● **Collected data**
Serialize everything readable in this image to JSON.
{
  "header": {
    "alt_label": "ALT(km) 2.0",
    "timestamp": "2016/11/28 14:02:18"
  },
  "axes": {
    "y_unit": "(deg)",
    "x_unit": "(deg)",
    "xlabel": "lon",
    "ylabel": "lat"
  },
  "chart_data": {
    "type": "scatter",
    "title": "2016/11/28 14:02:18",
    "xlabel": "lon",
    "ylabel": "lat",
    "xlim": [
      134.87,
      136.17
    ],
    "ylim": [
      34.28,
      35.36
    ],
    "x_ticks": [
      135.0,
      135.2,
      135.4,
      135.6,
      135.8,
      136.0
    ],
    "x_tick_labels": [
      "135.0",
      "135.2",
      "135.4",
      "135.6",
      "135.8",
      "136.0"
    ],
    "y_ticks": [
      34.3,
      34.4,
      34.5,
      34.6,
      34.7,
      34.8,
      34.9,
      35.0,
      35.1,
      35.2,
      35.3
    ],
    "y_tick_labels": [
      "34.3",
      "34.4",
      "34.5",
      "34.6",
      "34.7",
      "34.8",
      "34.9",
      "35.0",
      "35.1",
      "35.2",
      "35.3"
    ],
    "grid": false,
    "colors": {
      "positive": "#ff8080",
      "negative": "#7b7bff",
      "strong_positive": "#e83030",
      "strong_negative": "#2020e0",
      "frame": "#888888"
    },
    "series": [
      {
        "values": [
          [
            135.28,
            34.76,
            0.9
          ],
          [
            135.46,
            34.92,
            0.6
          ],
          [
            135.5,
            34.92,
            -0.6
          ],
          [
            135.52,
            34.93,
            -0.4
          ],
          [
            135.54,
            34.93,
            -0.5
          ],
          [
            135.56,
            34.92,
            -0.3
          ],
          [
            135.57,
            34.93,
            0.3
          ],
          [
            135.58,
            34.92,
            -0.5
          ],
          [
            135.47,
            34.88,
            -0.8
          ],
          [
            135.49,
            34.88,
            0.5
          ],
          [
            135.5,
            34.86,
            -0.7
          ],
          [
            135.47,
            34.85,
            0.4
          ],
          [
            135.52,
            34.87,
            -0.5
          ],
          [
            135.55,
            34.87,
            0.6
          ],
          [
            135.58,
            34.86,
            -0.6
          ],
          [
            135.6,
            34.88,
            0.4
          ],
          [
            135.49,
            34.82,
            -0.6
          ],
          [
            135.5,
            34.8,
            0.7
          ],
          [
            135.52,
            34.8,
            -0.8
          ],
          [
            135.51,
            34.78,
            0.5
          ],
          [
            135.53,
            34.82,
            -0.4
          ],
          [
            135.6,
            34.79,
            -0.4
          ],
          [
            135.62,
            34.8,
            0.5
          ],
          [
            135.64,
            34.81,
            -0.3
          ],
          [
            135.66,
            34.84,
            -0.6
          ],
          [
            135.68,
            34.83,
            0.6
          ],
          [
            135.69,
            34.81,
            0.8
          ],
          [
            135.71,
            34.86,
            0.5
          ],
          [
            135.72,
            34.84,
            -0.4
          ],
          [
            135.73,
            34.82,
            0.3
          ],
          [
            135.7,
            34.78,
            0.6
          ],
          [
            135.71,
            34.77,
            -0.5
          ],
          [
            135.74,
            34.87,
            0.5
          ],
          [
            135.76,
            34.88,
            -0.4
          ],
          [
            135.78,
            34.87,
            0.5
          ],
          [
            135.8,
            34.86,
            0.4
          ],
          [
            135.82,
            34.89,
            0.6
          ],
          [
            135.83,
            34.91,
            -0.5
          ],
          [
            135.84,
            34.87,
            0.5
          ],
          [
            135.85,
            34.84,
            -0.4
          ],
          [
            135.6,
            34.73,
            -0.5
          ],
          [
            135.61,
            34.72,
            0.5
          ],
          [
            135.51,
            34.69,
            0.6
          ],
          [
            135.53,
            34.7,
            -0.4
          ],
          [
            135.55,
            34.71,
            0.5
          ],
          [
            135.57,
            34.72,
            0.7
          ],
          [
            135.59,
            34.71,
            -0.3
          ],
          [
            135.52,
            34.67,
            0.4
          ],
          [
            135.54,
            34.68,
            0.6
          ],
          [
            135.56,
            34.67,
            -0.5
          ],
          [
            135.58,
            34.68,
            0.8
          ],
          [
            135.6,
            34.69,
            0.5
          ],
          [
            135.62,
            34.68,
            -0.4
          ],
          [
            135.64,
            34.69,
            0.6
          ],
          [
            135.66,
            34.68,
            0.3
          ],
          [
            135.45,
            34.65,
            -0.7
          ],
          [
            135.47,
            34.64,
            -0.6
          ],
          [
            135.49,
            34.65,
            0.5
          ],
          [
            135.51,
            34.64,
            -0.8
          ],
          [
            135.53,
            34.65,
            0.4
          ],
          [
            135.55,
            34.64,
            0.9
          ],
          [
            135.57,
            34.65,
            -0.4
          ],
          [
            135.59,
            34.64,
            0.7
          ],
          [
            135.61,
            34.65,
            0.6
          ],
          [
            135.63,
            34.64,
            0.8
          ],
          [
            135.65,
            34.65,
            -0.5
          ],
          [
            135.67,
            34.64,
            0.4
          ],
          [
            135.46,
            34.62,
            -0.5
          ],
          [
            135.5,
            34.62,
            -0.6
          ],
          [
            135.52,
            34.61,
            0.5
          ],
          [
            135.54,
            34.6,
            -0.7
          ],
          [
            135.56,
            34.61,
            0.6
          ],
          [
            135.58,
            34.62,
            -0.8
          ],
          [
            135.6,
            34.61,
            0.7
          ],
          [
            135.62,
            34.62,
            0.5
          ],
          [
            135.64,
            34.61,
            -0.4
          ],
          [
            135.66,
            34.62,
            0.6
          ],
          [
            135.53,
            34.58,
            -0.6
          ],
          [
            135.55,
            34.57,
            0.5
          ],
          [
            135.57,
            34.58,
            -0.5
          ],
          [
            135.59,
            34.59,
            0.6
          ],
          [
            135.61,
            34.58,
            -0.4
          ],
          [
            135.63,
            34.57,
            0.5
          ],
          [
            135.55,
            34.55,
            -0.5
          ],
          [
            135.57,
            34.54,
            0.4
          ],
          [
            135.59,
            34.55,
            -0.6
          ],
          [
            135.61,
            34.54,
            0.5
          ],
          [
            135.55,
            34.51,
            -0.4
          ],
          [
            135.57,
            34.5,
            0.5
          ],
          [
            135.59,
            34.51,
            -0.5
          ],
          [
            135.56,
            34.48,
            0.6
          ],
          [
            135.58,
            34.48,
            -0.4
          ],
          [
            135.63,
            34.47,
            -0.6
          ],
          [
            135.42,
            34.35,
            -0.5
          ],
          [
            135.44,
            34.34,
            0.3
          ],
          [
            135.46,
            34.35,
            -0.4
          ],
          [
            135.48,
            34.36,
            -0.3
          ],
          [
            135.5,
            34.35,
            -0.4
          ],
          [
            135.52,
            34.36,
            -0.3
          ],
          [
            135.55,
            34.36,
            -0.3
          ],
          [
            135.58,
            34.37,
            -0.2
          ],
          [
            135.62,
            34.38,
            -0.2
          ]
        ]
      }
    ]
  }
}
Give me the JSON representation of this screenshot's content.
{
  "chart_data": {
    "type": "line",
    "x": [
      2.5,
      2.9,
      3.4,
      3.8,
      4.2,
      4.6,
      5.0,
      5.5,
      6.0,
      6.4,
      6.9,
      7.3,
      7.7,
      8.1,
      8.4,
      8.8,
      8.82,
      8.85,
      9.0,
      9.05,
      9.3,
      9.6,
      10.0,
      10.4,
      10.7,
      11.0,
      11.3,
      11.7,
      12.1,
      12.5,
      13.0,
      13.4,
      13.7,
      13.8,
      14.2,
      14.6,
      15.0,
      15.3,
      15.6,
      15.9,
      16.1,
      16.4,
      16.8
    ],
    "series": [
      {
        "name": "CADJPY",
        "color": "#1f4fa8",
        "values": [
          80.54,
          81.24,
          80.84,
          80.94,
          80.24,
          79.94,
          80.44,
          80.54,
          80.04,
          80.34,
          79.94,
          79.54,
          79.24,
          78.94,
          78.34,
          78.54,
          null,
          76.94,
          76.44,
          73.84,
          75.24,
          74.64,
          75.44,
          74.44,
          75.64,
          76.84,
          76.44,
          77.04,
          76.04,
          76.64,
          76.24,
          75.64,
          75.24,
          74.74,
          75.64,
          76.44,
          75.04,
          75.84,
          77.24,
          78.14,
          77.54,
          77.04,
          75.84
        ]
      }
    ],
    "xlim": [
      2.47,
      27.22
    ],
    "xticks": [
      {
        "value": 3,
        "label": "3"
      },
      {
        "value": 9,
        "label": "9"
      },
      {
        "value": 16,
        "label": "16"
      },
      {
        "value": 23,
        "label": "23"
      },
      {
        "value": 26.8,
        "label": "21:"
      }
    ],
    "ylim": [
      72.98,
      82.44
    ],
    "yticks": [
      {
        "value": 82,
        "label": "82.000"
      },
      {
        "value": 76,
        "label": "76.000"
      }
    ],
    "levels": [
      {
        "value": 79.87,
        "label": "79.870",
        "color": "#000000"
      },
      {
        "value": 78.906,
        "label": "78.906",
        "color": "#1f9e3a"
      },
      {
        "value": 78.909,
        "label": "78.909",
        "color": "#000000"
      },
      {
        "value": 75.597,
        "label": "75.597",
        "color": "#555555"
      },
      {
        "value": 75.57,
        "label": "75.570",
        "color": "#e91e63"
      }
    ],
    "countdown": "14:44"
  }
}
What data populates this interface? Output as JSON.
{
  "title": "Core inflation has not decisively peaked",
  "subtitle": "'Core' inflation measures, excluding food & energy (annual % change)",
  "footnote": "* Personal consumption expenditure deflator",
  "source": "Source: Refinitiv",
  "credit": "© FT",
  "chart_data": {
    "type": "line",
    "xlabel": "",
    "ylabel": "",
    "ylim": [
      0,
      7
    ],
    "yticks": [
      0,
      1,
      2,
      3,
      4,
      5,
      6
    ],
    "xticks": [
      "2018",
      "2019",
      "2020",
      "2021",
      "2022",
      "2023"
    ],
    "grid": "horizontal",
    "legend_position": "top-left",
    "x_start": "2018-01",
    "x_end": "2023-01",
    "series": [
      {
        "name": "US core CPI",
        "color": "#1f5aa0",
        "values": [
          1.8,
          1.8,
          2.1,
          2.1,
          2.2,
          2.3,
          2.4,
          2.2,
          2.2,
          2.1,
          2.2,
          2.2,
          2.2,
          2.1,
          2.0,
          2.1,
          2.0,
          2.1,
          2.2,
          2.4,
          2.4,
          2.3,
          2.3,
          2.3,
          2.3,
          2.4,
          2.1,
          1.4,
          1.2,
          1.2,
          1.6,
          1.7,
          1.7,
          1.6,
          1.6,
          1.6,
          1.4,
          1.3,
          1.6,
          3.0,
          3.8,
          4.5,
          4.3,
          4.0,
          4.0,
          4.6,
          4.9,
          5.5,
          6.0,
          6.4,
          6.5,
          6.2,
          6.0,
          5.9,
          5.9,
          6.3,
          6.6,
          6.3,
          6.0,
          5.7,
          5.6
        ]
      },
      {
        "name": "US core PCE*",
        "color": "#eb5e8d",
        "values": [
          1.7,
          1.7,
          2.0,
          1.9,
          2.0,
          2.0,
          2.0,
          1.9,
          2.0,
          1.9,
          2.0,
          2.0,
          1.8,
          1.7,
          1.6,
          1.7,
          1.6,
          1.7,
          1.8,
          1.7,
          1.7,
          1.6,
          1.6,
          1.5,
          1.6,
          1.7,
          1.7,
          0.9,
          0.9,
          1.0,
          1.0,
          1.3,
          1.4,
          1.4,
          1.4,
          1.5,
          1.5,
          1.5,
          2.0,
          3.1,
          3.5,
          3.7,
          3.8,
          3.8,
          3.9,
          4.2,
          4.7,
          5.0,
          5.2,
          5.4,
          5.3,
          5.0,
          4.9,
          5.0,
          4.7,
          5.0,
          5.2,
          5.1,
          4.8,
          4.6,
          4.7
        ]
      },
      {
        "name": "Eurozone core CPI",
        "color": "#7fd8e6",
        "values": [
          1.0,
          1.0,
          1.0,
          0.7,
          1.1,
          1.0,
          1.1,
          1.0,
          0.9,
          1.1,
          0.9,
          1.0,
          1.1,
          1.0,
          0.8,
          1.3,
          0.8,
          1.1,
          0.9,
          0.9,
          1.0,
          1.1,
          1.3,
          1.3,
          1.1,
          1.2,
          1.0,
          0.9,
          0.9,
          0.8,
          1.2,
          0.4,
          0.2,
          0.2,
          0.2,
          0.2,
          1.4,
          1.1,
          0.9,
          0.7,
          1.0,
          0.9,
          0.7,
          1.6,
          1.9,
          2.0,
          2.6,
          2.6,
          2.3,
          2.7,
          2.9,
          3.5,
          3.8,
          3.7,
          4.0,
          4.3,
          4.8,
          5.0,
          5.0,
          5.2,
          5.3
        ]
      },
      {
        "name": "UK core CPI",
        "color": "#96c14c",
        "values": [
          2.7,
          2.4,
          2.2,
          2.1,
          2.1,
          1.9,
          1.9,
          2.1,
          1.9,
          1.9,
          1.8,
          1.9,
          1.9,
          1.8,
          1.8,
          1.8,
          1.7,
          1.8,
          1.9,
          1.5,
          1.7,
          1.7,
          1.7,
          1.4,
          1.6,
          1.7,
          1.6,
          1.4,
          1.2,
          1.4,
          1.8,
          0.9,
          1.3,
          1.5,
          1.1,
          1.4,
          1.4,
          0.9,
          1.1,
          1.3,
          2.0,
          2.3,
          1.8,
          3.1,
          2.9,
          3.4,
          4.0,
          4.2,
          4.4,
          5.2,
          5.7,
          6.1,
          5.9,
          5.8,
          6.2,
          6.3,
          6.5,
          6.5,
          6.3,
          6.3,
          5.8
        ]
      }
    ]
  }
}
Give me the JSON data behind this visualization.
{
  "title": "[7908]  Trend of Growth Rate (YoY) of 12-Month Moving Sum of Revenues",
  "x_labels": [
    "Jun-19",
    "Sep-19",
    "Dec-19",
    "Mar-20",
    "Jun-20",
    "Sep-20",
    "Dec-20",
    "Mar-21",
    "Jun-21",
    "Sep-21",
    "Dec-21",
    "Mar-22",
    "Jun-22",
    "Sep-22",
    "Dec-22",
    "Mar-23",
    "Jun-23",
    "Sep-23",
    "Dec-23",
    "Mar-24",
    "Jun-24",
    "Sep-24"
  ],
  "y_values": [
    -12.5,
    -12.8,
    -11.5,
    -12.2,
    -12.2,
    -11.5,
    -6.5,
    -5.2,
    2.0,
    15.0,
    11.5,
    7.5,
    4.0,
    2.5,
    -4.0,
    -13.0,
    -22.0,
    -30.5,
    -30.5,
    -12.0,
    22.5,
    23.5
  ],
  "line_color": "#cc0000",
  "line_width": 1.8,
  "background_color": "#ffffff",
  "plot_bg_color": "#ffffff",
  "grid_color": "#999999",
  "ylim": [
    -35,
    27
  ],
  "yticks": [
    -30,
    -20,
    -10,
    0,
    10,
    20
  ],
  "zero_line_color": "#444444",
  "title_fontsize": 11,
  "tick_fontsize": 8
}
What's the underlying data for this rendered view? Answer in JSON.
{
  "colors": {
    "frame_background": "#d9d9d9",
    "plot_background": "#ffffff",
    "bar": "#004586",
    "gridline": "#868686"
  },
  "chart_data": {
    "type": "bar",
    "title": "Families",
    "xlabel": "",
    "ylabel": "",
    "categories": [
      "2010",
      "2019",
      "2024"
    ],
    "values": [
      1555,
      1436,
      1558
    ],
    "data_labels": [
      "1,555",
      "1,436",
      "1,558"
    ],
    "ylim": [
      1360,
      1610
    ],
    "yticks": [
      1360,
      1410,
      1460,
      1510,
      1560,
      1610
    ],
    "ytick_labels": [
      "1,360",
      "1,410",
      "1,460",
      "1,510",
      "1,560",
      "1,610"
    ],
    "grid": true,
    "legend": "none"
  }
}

● **Task to complete**
Count every line of the records that holds "inflation". State the number, nothing else.

● **Result of the exercise**
2